What you are asked to do: The records below must be written out exactly, with every picture left behind.

=== Records provided ===

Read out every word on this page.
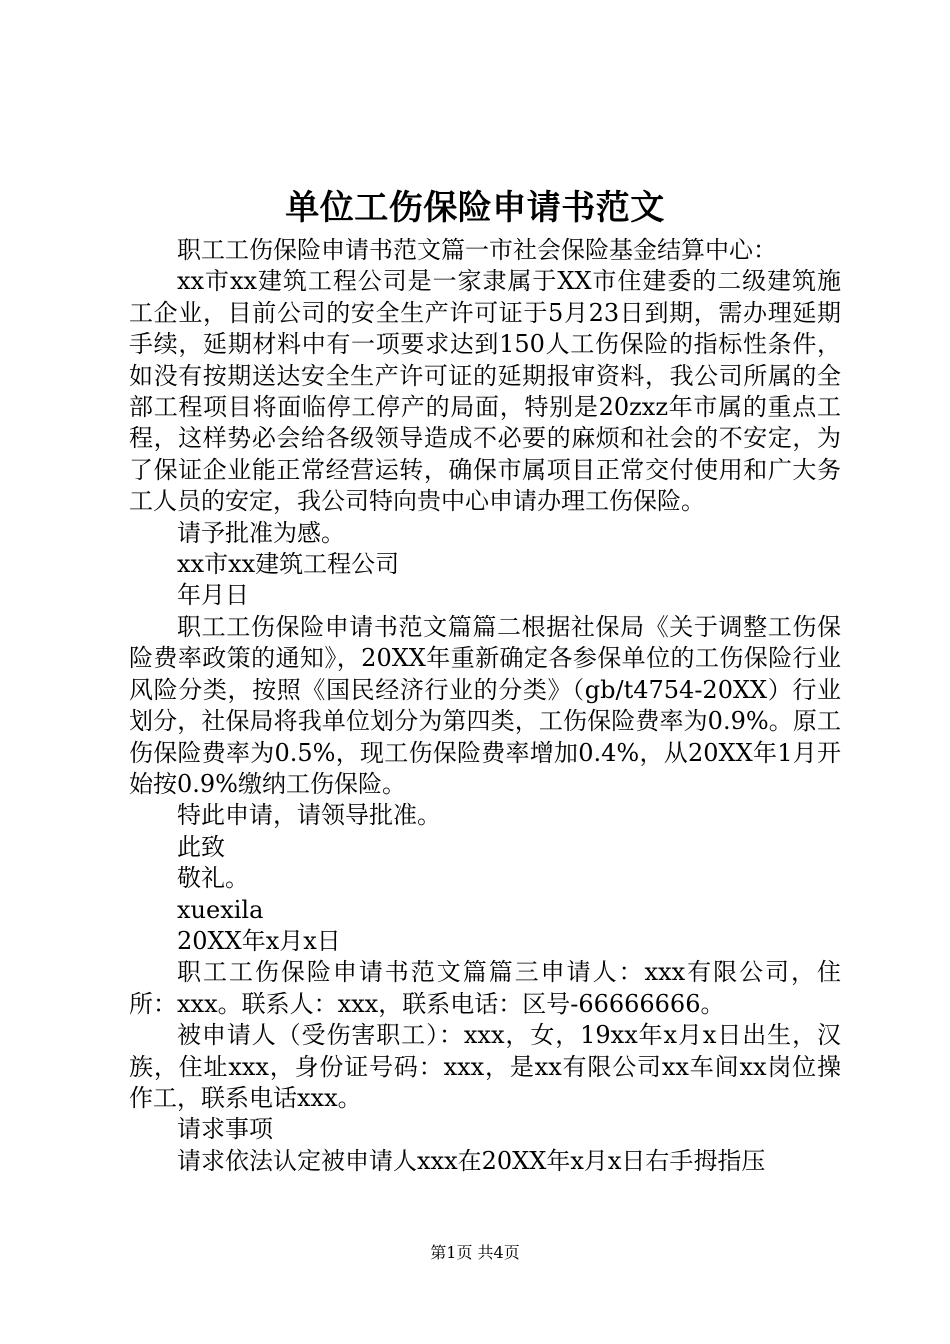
单位工伤保险申请书范文

职工工伤保险申请书范文篇一市社会保险基金结算中心：

xx市xx建筑工程公司是一家隶属于XX市住建委的二级建筑施工企业，目前公司的安全生产许可证于5月23日到期，需办理延期手续，延期材料中有一项要求达到150人工伤保险的指标性条件，如没有按期送达安全生产许可证的延期报审资料，我公司所属的全部工程项目将面临停工停产的局面，特别是20zxz年市属的重点工程，这样势必会给各级领导造成不必要的麻烦和社会的不安定，为了保证企业能正常经营运转，确保市属项目正常交付使用和广大务工人员的安定，我公司特向贵中心申请办理工伤保险。

请予批准为感。

xx市xx建筑工程公司

年月日

职工工伤保险申请书范文篇篇二根据社保局《关于调整工伤保险费率政策的通知》，20XX年重新确定各参保单位的工伤保险行业风险分类，按照《国民经济行业的分类》（gb/t4754-20XX）行业划分，社保局将我单位划分为第四类，工伤保险费率为0.9%。原工伤保险费率为0.5%，现工伤保险费率增加0.4%，从20XX年1月开始按0.9%缴纳工伤保险。

特此申请，请领导批准。

此致

敬礼。

xuexila

20XX年x月x日

职工工伤保险申请书范文篇篇三申请人：xxx有限公司，住所：xxx。联系人：xxx，联系电话：区号-66666666。

被申请人（受伤害职工）：xxx，女，19xx年x月x日出生，汉族，住址xxx，身份证号码：xxx，是xx有限公司xx车间xx岗位操作工，联系电话xxx。

请求事项

请求依法认定被申请人xxx在20XX年x月x日右手拇指压

第1页 共4页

===

Solved problem:
Read out every word on this page.
单位工伤保险申请书范文

职工工伤保险申请书范文篇一市社会保险基金结算中心：

xx市xx建筑工程公司是一家隶属于XX市住建委的二级建筑施工企业，目前公司的安全生产许可证于5月23日到期，需办理延期手续，延期材料中有一项要求达到150人工伤保险的指标性条件，如没有按期送达安全生产许可证的延期报审资料，我公司所属的全部工程项目将面临停工停产的局面，特别是20zxz年市属的重点工程，这样势必会给各级领导造成不必要的麻烦和社会的不安定，为了保证企业能正常经营运转，确保市属项目正常交付使用和广大务工人员的安定，我公司特向贵中心申请办理工伤保险。

请予批准为感。

xx市xx建筑工程公司

年月日

职工工伤保险申请书范文篇篇二根据社保局《关于调整工伤保险费率政策的通知》，20XX年重新确定各参保单位的工伤保险行业风险分类，按照《国民经济行业的分类》（gb/t4754-20XX）行业划分，社保局将我单位划分为第四类，工伤保险费率为0.9%。原工伤保险费率为0.5%，现工伤保险费率增加0.4%，从20XX年1月开始按0.9%缴纳工伤保险。

特此申请，请领导批准。

此致

敬礼。

xuexila

20XX年x月x日

职工工伤保险申请书范文篇篇三申请人：xxx有限公司，住所：xxx。联系人：xxx，联系电话：区号-66666666。

被申请人（受伤害职工）：xxx，女，19xx年x月x日出生，汉族，住址xxx，身份证号码：xxx，是xx有限公司xx车间xx岗位操作工，联系电话xxx。

请求事项

请求依法认定被申请人xxx在20XX年x月x日右手拇指压

第1页 共4页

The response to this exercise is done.